▶ _Data for this task_

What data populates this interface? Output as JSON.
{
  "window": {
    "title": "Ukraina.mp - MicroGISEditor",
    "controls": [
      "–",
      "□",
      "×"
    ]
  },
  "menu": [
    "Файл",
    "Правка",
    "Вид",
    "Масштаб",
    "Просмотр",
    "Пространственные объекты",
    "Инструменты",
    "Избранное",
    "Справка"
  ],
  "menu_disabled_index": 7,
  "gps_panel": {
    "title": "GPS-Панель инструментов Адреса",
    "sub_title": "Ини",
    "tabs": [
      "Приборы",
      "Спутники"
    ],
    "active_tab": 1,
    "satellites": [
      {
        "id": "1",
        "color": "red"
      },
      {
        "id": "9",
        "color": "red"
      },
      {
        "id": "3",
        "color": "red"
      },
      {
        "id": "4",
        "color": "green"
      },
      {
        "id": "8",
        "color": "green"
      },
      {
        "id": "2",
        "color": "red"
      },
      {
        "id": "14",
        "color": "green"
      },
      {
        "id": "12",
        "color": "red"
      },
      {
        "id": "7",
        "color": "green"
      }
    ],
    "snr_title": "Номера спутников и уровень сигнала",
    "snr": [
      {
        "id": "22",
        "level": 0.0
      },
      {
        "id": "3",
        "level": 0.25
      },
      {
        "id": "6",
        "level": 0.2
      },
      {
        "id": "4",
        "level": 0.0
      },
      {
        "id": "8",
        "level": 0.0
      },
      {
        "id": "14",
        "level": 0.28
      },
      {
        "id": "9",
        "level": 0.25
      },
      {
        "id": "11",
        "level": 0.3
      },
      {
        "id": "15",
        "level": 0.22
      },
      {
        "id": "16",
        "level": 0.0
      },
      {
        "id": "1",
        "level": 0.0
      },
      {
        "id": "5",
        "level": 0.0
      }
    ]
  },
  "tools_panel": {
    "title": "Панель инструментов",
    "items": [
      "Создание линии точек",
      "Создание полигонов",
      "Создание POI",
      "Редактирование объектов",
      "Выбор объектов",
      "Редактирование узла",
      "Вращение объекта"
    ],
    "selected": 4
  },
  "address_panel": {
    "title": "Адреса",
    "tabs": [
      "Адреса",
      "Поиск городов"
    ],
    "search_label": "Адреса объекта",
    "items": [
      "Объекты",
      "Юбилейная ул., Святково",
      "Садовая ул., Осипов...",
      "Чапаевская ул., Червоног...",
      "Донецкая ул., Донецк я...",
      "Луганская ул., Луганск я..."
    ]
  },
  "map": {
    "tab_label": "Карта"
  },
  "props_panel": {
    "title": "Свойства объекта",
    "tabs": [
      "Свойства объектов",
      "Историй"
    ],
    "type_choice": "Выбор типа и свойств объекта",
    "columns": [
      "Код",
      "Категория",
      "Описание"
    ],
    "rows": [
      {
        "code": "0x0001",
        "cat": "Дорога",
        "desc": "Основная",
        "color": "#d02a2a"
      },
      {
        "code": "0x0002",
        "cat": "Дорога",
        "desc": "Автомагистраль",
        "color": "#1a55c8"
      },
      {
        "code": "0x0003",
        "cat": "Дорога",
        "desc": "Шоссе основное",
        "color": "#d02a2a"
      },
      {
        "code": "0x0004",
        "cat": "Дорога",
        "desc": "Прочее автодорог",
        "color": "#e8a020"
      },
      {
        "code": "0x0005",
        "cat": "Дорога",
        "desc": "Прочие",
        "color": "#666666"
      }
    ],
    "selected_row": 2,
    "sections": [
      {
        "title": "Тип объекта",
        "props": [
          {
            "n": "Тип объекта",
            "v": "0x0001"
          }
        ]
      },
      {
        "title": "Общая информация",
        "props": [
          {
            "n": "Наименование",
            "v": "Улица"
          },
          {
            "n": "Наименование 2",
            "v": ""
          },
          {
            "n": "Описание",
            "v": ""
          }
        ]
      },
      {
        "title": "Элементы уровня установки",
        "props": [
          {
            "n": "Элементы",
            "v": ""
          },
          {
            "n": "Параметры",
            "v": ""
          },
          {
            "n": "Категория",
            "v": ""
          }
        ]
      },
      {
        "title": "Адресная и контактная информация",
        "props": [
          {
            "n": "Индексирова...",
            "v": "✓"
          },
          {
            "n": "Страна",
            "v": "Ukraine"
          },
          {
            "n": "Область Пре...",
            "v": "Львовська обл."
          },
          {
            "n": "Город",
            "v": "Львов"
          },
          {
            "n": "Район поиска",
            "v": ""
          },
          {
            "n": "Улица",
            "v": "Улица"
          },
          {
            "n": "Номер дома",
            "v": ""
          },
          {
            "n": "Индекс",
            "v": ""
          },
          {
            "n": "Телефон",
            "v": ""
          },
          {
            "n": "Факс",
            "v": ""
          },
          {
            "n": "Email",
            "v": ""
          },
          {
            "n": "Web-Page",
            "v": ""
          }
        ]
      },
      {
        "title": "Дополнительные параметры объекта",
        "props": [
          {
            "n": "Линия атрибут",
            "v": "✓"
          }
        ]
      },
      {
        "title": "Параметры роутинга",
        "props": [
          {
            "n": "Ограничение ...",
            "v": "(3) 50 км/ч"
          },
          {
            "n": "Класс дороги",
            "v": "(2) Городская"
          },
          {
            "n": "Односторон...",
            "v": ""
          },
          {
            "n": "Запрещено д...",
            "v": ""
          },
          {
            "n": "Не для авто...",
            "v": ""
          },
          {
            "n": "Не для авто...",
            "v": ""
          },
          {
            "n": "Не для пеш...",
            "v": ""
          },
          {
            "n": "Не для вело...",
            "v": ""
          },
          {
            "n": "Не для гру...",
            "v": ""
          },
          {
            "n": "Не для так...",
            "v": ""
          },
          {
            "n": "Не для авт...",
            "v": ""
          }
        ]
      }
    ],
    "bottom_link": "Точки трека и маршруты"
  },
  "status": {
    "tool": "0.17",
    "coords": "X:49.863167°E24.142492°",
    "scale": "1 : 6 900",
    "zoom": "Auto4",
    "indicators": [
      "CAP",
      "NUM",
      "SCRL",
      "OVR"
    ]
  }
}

▶ _What the exercise asks_
Find the lines above that include the string "инструментов" and copy them.

▶ _Output_
    "title": "GPS-Панель инструментов Адреса",
    "title": "Панель инструментов",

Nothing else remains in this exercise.